[Stored data]
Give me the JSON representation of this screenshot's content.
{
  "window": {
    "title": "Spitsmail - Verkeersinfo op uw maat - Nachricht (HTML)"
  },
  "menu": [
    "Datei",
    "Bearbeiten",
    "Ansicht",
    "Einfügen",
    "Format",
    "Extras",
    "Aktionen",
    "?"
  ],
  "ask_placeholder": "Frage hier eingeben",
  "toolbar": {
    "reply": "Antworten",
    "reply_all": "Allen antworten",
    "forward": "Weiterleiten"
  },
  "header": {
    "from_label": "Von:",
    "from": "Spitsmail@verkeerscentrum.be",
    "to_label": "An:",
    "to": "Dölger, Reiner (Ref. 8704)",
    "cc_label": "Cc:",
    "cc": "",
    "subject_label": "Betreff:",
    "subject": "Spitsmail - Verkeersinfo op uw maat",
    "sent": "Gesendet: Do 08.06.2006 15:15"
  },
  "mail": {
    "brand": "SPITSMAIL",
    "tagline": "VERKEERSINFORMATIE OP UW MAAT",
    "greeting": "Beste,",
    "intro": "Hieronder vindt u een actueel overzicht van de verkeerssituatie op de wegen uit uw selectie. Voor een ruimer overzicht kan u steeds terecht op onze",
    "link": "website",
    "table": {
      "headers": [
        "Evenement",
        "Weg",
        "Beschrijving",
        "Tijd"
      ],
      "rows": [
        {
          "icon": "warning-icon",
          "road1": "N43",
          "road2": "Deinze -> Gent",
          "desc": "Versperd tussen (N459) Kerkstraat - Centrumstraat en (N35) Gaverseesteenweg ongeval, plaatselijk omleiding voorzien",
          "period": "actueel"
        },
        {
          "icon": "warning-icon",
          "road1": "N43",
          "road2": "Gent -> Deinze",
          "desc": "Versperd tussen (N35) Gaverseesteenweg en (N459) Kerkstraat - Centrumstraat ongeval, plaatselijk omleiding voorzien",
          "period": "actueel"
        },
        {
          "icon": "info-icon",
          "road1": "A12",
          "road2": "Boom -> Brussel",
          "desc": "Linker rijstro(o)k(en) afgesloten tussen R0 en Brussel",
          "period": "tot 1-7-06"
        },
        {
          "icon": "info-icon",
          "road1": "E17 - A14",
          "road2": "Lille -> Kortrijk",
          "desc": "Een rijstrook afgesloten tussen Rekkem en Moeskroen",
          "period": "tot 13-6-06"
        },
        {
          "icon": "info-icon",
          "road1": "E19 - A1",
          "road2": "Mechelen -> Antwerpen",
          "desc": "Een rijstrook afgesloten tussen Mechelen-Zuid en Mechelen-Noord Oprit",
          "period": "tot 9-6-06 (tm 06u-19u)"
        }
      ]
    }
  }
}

Exercise prompt:
Retype the material in full. Each word must match.

Response to the exercise:
Give me the JSON representation of this screenshot's content.
{
  "window": {
    "title": "Spitsmail - Verkeersinfo op uw maat - Nachricht (HTML)"
  },
  "menu": [
    "Datei",
    "Bearbeiten",
    "Ansicht",
    "Einfügen",
    "Format",
    "Extras",
    "Aktionen",
    "?"
  ],
  "ask_placeholder": "Frage hier eingeben",
  "toolbar": {
    "reply": "Antworten",
    "reply_all": "Allen antworten",
    "forward": "Weiterleiten"
  },
  "header": {
    "from_label": "Von:",
    "from": "Spitsmail@verkeerscentrum.be",
    "to_label": "An:",
    "to": "Dölger, Reiner (Ref. 8704)",
    "cc_label": "Cc:",
    "cc": "",
    "subject_label": "Betreff:",
    "subject": "Spitsmail - Verkeersinfo op uw maat",
    "sent": "Gesendet: Do 08.06.2006 15:15"
  },
  "mail": {
    "brand": "SPITSMAIL",
    "tagline": "VERKEERSINFORMATIE OP UW MAAT",
    "greeting": "Beste,",
    "intro": "Hieronder vindt u een actueel overzicht van de verkeerssituatie op de wegen uit uw selectie. Voor een ruimer overzicht kan u steeds terecht op onze",
    "link": "website",
    "table": {
      "headers": [
        "Evenement",
        "Weg",
        "Beschrijving",
        "Tijd"
      ],
      "rows": [
        {
          "icon": "warning-icon",
          "road1": "N43",
          "road2": "Deinze -> Gent",
          "desc": "Versperd tussen (N459) Kerkstraat - Centrumstraat en (N35) Gaverseesteenweg ongeval, plaatselijk omleiding voorzien",
          "period": "actueel"
        },
        {
          "icon": "warning-icon",
          "road1": "N43",
          "road2": "Gent -> Deinze",
          "desc": "Versperd tussen (N35) Gaverseesteenweg en (N459) Kerkstraat - Centrumstraat ongeval, plaatselijk omleiding voorzien",
          "period": "actueel"
        },
        {
          "icon": "info-icon",
          "road1": "A12",
          "road2": "Boom -> Brussel",
          "desc": "Linker rijstro(o)k(en) afgesloten tussen R0 en Brussel",
          "period": "tot 1-7-06"
        },
        {
          "icon": "info-icon",
          "road1": "E17 - A14",
          "road2": "Lille -> Kortrijk",
          "desc": "Een rijstrook afgesloten tussen Rekkem en Moeskroen",
          "period": "tot 13-6-06"
        },
        {
          "icon": "info-icon",
          "road1": "E19 - A1",
          "road2": "Mechelen -> Antwerpen",
          "desc": "Een rijstrook afgesloten tussen Mechelen-Zuid en Mechelen-Noord Oprit",
          "period": "tot 9-6-06 (tm 06u-19u)"
        }
      ]
    }
  }
}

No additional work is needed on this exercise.